It’s time

May 11, 2007 · 7 comments

For whatever reason, I have been gaining weight, eating like crap and generally been a blob on the couch ever since I got pregnant with P over 2 years ago.  I’m not sure what the psychological problem is – fear of failure? Laziness? Exhaustion? The excuses don’t really matter, because that’s exactly what they are – excuses. And I honestly can’t take it any longer.  Is there really a good excuse for eating frosting out of a can all day? Not really.  And is ‘because I want to’ really a good reason to eat fast food all the time or drink as much Coke as I want? Er….no.  So it’s time.

I’ve said it before. I’ve been on the wagon and off so many times I can’t really count anymore. I’ve never stuck with any diet or exercise program very long, but it’s time.

It’s time to suck it up and get healthy. And fit. And be available and energetic for my kids. And get rid of the armrest that is my belly.   I look at these healthy people in magazines (like Women’s Health, Fitness, Self…not People where they are all anorexic) and I think I want to be like that. I want to look healthy and firm and toned and fit.  And then I don’t do anything but keep buying the magazines.  I got a catalog in the mail last week full of awesome clothes for exercising and just looking good in and I thought I want those clothes! The whole catalog! And I realized that I would look horrid in 90% of them, even if they did make them in my “woman’s” sizes.
■ ■ ■ ■
# [Set tasks]
[A] Do these statements agree with the blog post about getting healthy? Answer yes or no for each, quoting the words of the post that decide it.
(i) The writer has stuck with diet and exercise programs for long stretches.
(ii) A catalog of exercise clothes came in the mail last week.
(iii) The writer wants to look like the people in People magazine.
[B] Print the part of the blog post about getting healthy from "For whatever reason, I" to "So it’s time.".
[C] Carry on the blog post about getting healthy from its last sentence.

# [Available data]
■ ■ ■ ■
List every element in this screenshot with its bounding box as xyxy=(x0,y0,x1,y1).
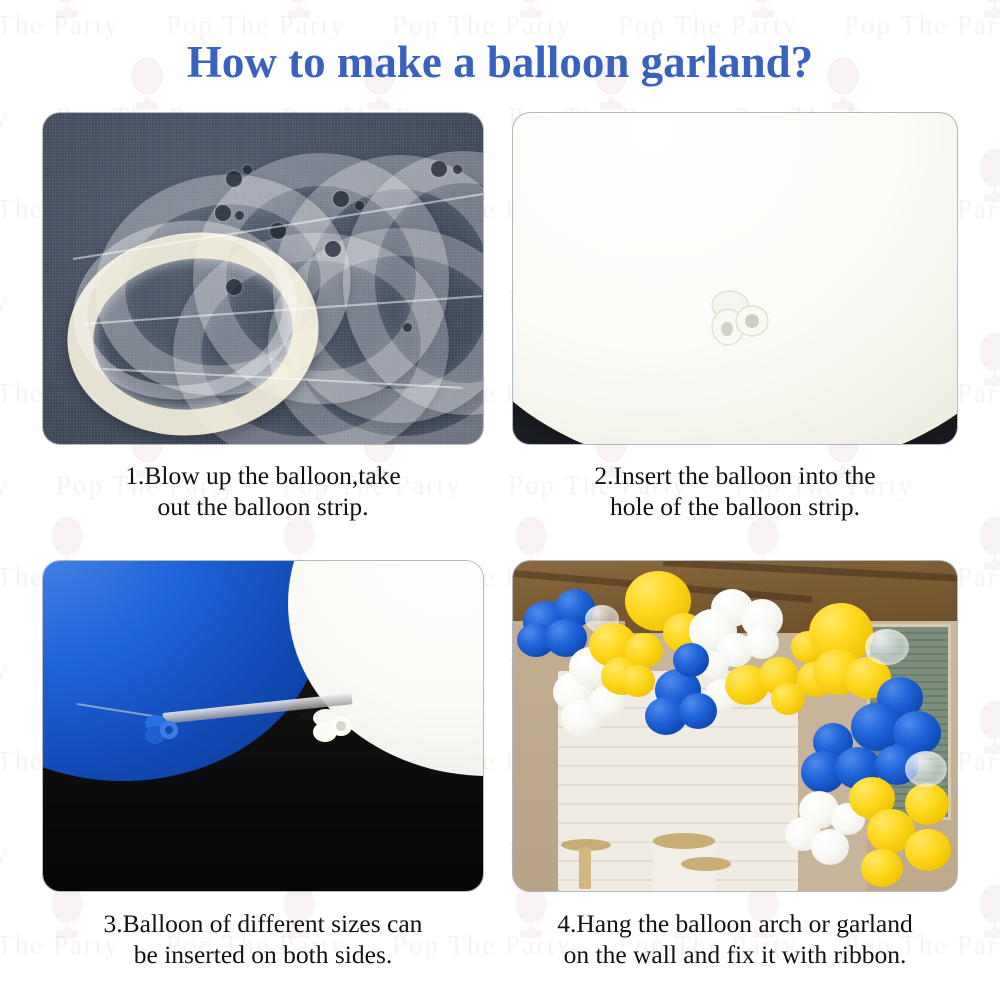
■ ■ ■ ■
# [Outputs]
[A]
(i) No: "I’ve never stuck with any diet or exercise program very long"
(ii) Yes: "I got a catalog in the mail last week full of awesome clothes for exercising"
(iii) No: "not People where they are all anorexic"

[B]
For whatever reason, I have been gaining weight, eating like crap and generally been a blob on the couch ever since I got pregnant with P over 2 years ago.  I’m not sure what the psychological problem is – fear of failure? Laziness? Exhaustion? The excuses don’t really matter, because that’s exactly what they are – excuses. And I honestly can’t take it any longer.  Is there really a good excuse for eating frosting out of a can all day? Not really.  And is ‘because I want to’ really a good reason to eat fast food all the time or drink as much Coke as I want? Er….no.  So it’s time.

[C]
Tonight, after finishing a lovely dinner of steak and potatoes :D  M and I talked about our failures and the fact that we HAVE to seriously do something. We’re both sick of being overweight and tired. I’m putting off going to the doctor for something unrelated because I know something will be said about my weight.

Tomorrow there will be grocery shopping.  Healthy grocery shopping.  And Monday, I will start a better eating plan, based on the You: On A Diet book and website.  It’s not so much a diet as a change in eating habits that will supposedly leave me satified and help me lose the belly weight quickly and effectively.  I’ve been reading the book, as has M, and I am ready to make the changes.  I can’t keep eating frosting and Taco Bell and expect to be able to play with my boys without weezing and getting sore.  I can’t keep looking like I’m 5 months pregnant when I’m SO NOT.  And I can’t, just can’t, buy the next size up in clothes. So I won’t.  And besides looking good and feeling good (and fitting into my bridesmaid dress), I shall reward myself with clothes from that catalog.

And I will look hot.

And I will be fit.

And I will be healthy.

I will.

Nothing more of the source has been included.